begin

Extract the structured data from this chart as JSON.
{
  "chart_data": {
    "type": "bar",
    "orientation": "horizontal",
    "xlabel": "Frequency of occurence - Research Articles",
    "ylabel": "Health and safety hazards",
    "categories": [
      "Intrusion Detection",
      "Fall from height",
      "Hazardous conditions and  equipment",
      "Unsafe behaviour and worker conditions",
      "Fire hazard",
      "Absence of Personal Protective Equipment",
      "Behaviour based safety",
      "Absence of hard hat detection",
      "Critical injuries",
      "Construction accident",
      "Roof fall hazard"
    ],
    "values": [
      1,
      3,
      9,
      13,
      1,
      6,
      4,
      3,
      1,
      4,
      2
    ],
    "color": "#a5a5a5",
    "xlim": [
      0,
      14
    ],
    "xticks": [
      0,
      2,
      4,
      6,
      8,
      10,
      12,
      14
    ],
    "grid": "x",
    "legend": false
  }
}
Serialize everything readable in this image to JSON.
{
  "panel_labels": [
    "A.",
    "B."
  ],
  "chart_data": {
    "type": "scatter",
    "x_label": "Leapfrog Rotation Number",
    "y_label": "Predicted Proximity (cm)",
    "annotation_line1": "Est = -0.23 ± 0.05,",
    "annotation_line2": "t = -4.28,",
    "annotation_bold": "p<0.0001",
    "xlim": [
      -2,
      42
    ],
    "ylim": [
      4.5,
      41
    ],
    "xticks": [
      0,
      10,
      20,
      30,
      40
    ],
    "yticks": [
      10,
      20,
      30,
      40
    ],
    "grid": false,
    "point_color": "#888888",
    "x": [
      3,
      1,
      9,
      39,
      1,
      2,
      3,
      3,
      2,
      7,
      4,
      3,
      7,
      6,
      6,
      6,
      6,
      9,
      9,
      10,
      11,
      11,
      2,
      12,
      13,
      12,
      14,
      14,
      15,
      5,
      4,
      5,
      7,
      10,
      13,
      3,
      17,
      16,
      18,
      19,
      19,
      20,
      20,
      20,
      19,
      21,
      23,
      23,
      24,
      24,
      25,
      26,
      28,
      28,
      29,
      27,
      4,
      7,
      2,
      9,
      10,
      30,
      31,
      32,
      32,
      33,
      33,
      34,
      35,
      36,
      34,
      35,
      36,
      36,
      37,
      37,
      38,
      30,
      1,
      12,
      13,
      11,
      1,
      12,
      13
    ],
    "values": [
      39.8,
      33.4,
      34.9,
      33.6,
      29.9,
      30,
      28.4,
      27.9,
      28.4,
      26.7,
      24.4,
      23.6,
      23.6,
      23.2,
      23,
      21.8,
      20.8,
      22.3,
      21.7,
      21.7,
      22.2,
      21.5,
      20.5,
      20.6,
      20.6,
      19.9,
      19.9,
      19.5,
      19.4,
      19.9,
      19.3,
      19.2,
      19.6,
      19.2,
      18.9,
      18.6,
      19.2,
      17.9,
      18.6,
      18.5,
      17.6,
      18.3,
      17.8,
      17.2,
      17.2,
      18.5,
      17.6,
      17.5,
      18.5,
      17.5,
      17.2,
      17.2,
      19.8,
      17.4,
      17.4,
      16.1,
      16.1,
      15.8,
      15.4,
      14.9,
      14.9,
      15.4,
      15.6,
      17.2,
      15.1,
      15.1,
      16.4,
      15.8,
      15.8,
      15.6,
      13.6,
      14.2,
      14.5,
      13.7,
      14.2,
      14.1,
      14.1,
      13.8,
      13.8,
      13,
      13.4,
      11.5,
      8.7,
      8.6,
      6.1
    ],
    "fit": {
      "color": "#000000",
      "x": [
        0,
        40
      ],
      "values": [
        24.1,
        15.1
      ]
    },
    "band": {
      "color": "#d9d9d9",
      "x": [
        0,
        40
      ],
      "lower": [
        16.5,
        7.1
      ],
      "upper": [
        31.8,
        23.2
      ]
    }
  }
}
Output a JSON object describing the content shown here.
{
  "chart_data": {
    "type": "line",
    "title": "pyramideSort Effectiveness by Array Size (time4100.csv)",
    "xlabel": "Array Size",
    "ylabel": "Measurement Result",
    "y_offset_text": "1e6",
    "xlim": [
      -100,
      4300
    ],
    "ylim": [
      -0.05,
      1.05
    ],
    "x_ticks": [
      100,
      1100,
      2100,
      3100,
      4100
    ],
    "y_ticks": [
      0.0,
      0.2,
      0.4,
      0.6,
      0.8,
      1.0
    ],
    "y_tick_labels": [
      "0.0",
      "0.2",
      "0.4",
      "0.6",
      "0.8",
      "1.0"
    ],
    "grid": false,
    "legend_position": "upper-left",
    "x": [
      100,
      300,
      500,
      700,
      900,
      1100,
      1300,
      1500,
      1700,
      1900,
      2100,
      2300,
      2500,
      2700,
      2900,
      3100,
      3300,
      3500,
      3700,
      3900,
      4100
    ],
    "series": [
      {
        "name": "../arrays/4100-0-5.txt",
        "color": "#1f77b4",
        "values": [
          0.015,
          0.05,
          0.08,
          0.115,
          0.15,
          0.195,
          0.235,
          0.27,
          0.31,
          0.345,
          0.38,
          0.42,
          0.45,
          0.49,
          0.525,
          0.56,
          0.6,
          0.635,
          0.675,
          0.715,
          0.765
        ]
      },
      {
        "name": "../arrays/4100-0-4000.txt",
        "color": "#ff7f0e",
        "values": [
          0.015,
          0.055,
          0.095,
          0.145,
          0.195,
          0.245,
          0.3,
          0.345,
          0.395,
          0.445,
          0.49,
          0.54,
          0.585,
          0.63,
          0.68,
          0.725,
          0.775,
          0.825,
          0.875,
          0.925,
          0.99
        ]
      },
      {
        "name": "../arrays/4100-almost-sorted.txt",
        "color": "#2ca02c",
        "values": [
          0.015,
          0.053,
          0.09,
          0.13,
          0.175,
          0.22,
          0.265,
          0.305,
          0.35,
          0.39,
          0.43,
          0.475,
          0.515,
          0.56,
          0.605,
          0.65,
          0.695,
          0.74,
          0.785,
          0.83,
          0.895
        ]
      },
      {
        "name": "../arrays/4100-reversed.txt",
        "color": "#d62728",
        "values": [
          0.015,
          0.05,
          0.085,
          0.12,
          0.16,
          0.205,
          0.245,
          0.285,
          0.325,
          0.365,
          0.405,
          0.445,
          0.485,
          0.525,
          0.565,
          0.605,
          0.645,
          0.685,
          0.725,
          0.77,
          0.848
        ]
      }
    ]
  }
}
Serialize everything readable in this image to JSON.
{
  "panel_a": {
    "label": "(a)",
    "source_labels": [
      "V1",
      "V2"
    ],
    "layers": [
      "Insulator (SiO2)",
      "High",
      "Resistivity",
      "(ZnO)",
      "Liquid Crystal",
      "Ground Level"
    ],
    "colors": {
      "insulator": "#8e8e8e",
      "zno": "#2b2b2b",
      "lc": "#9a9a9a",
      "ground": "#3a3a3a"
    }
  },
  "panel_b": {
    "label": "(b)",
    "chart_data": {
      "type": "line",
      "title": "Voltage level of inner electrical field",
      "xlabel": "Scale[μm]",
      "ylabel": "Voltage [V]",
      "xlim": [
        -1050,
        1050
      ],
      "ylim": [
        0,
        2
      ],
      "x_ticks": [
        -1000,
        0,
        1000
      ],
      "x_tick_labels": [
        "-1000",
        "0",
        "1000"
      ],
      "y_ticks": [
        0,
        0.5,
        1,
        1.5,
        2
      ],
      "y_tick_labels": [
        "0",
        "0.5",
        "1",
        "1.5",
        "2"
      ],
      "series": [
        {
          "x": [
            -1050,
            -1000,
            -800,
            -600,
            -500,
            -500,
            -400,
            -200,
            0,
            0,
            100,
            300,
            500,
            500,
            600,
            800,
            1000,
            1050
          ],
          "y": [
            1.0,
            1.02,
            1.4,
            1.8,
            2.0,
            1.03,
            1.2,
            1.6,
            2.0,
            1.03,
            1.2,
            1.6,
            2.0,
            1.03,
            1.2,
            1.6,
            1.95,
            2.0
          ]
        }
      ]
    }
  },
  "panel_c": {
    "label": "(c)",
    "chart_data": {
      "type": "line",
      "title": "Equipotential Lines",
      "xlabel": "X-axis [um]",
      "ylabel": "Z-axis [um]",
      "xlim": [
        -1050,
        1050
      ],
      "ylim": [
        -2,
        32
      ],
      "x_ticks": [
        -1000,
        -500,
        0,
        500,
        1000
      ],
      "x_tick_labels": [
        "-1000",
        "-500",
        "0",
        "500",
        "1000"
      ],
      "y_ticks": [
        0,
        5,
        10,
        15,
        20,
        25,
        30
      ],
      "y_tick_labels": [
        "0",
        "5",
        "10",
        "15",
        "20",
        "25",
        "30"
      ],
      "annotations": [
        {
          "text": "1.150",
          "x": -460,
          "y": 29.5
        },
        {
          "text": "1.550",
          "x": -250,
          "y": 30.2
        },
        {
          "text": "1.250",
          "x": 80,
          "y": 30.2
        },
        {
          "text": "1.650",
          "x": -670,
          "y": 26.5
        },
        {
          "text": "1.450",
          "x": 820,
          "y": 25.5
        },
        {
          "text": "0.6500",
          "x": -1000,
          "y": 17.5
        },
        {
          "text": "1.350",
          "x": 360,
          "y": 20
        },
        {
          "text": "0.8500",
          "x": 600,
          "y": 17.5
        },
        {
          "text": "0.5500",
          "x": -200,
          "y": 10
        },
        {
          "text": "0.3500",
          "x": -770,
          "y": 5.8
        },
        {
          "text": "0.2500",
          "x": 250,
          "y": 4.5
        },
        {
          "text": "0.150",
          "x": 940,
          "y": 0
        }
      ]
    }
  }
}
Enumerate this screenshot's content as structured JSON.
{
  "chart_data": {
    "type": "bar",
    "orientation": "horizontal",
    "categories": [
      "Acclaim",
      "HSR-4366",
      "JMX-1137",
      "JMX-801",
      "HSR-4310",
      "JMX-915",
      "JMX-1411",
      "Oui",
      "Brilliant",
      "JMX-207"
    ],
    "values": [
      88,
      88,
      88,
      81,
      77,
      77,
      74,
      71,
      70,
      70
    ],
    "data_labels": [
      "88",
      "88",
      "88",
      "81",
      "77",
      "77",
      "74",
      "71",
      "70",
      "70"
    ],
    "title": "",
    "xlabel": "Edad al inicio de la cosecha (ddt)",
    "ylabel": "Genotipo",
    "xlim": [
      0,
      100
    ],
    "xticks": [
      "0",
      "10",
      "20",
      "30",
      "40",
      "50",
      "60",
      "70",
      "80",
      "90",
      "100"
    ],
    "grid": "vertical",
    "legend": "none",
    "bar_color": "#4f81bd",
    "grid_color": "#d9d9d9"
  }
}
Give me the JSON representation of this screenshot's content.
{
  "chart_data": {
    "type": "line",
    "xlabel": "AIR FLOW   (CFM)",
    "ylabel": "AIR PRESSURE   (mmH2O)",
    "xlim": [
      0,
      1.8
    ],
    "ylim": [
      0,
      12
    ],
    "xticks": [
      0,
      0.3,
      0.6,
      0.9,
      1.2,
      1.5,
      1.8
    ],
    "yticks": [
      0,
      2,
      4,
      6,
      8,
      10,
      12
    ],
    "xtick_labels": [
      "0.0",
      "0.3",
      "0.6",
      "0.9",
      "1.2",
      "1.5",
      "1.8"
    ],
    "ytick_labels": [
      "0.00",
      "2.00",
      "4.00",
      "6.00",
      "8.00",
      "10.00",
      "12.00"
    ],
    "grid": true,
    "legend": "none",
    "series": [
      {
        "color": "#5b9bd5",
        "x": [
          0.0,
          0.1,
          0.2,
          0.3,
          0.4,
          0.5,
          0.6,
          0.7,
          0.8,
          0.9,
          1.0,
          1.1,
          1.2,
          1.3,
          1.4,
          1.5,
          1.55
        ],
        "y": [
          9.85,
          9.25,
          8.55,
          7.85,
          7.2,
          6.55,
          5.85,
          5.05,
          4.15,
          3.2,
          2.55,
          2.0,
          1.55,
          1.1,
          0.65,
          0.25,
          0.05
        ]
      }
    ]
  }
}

end

Copy all lines from the listing that contain "Size".

    "title": "pyramideSort Effectiveness by Array Size (time4100.csv)",
    "xlabel": "Array Size",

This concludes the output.